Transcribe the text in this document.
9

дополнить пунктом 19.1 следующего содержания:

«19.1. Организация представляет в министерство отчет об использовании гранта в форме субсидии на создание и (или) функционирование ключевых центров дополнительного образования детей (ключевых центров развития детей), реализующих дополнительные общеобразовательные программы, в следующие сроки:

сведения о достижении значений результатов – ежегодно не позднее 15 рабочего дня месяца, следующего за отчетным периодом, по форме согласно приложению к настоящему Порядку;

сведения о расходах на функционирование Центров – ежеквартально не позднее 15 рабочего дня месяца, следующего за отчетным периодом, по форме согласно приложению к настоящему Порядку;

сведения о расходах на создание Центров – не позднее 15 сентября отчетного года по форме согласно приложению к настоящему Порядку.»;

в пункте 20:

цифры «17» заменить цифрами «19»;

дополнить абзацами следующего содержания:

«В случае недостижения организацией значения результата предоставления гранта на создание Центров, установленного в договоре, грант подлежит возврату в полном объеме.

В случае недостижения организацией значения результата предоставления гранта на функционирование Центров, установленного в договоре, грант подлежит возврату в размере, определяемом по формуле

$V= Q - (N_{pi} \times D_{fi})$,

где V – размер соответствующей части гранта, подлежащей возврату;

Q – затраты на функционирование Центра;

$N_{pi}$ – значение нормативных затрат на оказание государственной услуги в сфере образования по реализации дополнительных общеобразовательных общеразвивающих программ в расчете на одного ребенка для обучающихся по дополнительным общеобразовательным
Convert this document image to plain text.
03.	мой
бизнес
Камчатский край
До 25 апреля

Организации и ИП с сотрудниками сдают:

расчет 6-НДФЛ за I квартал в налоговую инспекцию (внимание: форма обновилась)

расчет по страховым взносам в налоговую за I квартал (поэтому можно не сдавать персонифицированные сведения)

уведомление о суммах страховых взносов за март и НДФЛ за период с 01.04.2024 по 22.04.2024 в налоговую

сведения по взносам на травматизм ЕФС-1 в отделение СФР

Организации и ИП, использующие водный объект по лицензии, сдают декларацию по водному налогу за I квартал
...
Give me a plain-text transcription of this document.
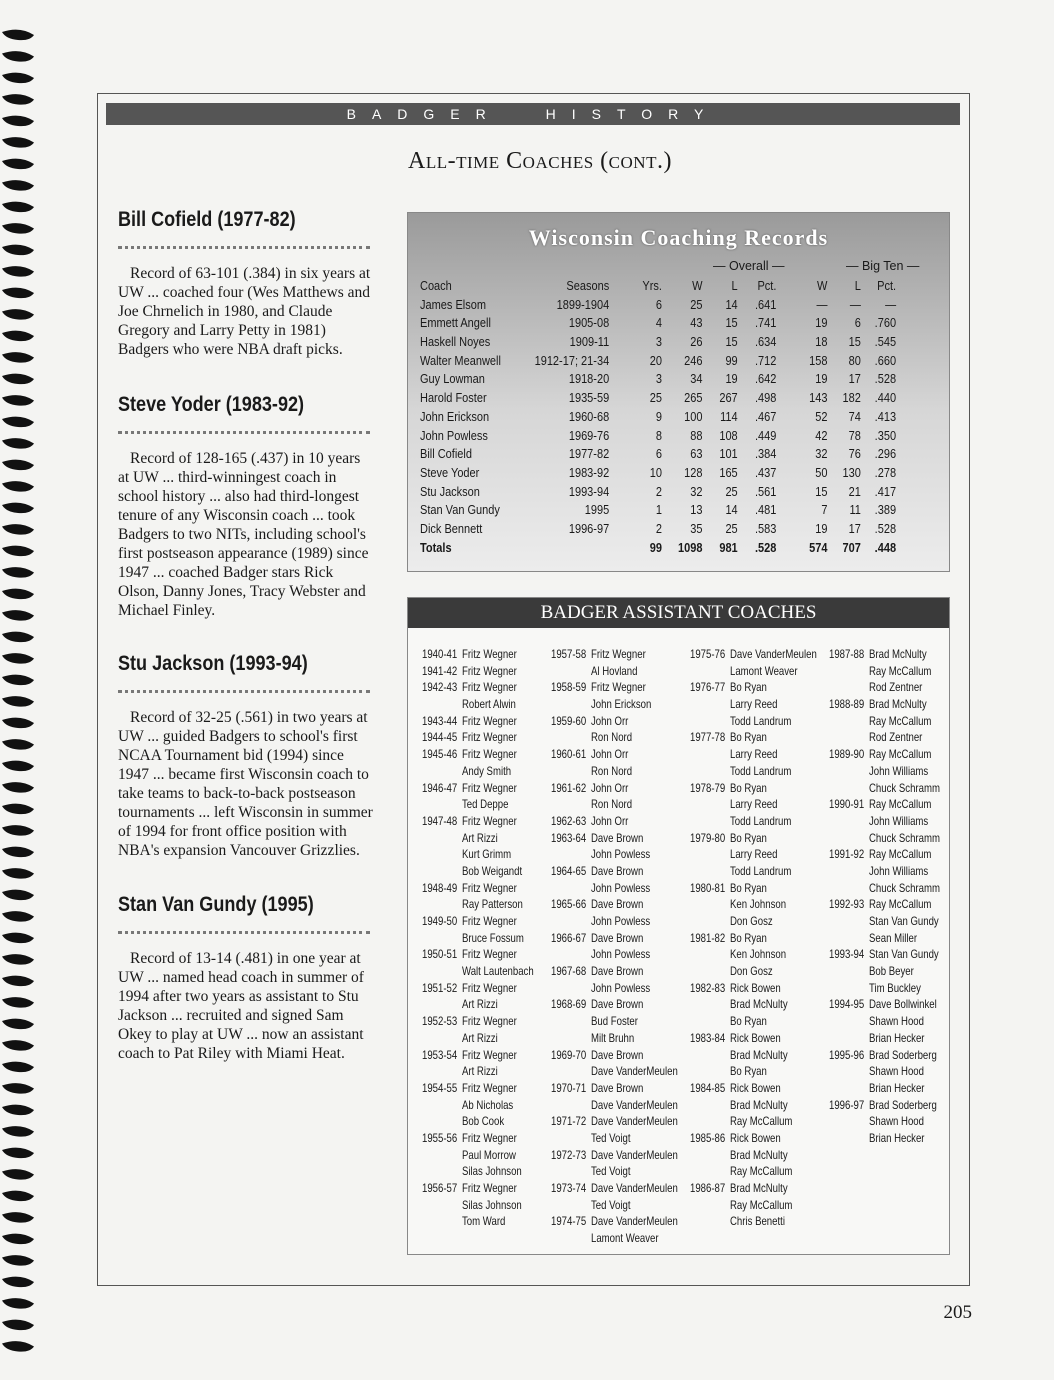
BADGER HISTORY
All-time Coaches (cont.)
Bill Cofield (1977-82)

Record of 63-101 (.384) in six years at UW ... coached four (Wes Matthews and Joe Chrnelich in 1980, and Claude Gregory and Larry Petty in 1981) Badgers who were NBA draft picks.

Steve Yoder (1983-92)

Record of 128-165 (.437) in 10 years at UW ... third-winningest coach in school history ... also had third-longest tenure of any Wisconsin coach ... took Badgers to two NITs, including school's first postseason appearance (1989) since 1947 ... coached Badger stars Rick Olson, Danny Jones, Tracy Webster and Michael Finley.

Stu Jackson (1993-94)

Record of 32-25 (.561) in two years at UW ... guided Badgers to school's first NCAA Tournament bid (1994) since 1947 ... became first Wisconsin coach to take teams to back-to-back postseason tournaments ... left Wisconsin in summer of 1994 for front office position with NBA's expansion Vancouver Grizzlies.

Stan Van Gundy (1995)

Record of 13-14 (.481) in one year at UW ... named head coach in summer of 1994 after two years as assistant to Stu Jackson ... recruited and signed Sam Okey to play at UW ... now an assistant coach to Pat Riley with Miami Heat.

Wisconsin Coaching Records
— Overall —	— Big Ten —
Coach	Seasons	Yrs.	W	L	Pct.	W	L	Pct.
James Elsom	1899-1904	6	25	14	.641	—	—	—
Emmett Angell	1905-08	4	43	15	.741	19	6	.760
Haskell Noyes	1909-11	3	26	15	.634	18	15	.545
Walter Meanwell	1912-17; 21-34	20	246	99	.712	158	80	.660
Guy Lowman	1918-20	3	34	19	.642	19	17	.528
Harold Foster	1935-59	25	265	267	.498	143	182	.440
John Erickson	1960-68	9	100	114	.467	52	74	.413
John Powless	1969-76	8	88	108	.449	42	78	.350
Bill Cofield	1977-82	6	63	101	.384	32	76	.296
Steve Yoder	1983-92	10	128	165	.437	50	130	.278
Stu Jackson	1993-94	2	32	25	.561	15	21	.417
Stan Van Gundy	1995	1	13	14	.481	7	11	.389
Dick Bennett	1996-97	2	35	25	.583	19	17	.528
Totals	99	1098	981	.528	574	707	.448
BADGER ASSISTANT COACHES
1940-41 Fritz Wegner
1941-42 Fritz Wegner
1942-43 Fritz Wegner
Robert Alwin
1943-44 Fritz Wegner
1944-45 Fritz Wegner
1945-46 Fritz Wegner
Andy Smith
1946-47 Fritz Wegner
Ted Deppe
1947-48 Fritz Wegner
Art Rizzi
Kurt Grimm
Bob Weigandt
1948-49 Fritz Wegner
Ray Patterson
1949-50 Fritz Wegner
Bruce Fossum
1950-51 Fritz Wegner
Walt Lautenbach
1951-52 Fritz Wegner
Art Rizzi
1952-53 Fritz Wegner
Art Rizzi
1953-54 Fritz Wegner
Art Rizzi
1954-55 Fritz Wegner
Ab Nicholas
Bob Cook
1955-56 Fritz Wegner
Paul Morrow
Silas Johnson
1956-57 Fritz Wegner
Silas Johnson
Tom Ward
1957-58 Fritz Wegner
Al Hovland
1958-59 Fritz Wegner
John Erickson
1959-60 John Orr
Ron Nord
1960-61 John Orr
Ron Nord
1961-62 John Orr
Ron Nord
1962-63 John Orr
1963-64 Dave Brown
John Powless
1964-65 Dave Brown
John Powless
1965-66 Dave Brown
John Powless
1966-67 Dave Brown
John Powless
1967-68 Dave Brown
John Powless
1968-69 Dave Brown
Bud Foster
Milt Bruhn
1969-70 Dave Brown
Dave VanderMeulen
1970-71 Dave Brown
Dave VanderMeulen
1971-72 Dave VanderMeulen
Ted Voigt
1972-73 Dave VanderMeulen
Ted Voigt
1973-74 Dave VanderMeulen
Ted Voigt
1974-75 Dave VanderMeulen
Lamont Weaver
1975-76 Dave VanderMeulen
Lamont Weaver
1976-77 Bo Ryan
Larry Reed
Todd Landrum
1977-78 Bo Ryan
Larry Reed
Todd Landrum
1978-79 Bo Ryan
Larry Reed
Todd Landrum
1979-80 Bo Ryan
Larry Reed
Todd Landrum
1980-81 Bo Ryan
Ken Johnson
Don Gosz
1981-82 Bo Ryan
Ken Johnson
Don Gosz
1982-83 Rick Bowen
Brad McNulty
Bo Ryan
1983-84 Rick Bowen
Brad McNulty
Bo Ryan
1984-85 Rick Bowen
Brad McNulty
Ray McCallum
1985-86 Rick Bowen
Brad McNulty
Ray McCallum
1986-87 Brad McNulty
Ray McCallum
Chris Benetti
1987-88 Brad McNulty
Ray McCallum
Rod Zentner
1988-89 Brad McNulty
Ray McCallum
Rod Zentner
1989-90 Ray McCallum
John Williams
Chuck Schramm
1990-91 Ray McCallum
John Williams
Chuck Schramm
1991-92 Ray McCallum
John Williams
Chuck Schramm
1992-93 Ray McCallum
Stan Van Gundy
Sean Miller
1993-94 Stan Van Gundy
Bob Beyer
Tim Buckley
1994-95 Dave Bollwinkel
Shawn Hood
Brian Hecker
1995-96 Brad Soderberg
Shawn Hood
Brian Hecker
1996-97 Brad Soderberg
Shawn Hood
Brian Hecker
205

* Task details *
Find each line holding the word "Erickson" and copy it.

* Exercise answer *
John Erickson	1960-68	9	100	114	.467	52	74	.413
John Erickson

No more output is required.